[Recorded data]
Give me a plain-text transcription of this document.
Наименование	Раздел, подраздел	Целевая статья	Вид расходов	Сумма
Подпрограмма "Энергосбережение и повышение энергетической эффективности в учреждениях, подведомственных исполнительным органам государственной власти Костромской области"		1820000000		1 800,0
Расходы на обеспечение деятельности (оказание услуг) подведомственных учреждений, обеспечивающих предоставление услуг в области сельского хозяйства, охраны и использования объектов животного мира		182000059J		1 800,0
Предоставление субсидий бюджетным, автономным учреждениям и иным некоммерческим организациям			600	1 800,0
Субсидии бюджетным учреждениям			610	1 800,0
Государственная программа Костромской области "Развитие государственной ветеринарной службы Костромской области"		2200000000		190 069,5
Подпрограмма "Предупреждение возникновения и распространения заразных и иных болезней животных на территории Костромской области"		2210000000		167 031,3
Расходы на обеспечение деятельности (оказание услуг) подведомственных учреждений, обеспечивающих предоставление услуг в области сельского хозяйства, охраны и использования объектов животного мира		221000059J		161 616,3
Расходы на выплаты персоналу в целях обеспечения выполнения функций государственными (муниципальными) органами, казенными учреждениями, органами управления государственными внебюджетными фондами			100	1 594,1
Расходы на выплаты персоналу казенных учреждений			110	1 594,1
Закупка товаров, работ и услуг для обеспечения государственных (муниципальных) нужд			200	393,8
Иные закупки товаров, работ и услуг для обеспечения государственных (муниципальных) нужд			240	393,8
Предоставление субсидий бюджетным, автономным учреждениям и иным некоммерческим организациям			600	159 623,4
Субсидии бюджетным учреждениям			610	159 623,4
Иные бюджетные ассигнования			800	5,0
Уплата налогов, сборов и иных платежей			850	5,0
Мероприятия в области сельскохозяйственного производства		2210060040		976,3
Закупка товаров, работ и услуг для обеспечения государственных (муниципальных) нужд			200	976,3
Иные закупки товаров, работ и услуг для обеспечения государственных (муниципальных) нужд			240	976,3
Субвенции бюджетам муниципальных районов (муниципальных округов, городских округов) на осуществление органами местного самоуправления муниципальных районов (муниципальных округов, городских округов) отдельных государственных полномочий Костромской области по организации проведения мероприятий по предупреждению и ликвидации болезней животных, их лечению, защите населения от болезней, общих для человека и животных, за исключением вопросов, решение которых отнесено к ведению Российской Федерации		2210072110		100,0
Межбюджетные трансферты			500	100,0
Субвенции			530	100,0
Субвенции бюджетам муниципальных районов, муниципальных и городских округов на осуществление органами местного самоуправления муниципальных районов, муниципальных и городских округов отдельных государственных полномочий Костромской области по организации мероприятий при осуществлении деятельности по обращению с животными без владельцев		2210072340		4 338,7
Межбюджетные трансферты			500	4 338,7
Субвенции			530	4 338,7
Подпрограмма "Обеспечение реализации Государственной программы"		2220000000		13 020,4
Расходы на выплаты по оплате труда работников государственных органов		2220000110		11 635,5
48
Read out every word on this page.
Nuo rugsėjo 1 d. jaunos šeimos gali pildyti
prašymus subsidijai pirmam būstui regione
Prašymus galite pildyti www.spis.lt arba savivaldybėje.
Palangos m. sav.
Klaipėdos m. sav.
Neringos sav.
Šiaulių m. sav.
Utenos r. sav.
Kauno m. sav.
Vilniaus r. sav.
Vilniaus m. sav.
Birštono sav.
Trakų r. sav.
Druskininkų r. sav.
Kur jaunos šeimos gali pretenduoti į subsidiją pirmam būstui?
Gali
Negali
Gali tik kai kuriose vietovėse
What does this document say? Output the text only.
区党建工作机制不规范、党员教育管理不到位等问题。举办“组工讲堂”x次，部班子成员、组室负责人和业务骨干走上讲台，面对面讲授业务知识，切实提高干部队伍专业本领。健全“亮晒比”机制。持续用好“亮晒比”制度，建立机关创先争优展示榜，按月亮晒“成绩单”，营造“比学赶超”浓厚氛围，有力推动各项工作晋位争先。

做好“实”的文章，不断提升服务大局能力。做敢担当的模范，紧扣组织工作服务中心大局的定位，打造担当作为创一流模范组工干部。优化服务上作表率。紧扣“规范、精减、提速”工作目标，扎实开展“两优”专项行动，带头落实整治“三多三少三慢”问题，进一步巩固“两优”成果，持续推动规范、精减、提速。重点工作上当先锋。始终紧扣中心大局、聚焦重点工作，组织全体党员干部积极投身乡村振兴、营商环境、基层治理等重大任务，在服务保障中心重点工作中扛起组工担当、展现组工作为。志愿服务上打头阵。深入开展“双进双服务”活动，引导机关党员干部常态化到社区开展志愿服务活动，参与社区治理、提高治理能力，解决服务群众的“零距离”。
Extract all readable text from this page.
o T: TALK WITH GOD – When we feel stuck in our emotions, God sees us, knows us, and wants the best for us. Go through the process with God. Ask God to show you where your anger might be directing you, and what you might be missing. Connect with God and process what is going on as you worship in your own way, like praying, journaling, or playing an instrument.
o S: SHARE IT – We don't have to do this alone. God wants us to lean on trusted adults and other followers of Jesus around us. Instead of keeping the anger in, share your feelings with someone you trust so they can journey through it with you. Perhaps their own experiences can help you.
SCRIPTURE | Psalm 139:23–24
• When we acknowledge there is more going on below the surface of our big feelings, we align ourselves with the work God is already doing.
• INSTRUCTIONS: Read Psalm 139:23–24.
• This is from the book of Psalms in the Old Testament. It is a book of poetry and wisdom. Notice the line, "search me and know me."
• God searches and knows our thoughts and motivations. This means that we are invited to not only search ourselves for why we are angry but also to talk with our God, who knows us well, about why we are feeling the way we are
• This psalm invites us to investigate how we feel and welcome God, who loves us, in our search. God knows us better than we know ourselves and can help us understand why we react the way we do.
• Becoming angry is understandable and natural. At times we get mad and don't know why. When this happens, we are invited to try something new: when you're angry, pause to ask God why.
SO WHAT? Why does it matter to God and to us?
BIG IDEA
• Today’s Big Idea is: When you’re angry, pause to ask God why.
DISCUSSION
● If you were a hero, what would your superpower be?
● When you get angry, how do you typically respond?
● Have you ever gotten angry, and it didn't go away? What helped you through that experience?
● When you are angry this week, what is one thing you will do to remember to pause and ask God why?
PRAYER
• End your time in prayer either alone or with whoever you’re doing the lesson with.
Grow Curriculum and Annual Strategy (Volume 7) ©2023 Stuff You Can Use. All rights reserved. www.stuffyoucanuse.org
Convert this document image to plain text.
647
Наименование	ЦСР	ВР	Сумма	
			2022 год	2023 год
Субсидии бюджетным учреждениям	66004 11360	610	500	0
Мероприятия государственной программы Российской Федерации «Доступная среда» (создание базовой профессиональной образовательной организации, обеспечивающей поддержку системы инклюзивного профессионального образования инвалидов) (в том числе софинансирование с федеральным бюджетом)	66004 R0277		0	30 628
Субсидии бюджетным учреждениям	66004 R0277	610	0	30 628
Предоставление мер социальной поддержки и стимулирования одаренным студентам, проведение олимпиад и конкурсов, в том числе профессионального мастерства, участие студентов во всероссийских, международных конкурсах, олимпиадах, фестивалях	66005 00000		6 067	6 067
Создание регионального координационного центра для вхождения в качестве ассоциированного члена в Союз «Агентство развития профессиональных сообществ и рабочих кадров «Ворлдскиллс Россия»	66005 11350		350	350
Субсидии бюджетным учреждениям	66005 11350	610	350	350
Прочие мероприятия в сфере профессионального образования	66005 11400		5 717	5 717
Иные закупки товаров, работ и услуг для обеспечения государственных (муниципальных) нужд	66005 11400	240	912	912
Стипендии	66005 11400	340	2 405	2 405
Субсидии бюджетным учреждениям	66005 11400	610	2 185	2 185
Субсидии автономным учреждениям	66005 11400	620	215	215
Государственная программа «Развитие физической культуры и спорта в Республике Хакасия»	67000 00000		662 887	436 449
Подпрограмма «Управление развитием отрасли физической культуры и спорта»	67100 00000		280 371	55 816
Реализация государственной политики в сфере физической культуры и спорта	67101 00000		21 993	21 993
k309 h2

TASK REQUIREMENTS:
Copy out each line of the records that holds the string "нужд".

WRITTEN ANSWER:
Закупка товаров, работ и услуг для обеспечения государственных (муниципальных) нужд			200	393,8
Иные закупки товаров, работ и услуг для обеспечения государственных (муниципальных) нужд			240	393,8
Закупка товаров, работ и услуг для обеспечения государственных (муниципальных) нужд			200	976,3
Иные закупки товаров, работ и услуг для обеспечения государственных (муниципальных) нужд			240	976,3
Иные закупки товаров, работ и услуг для обеспечения государственных (муниципальных) нужд	66005 11400	240	912	912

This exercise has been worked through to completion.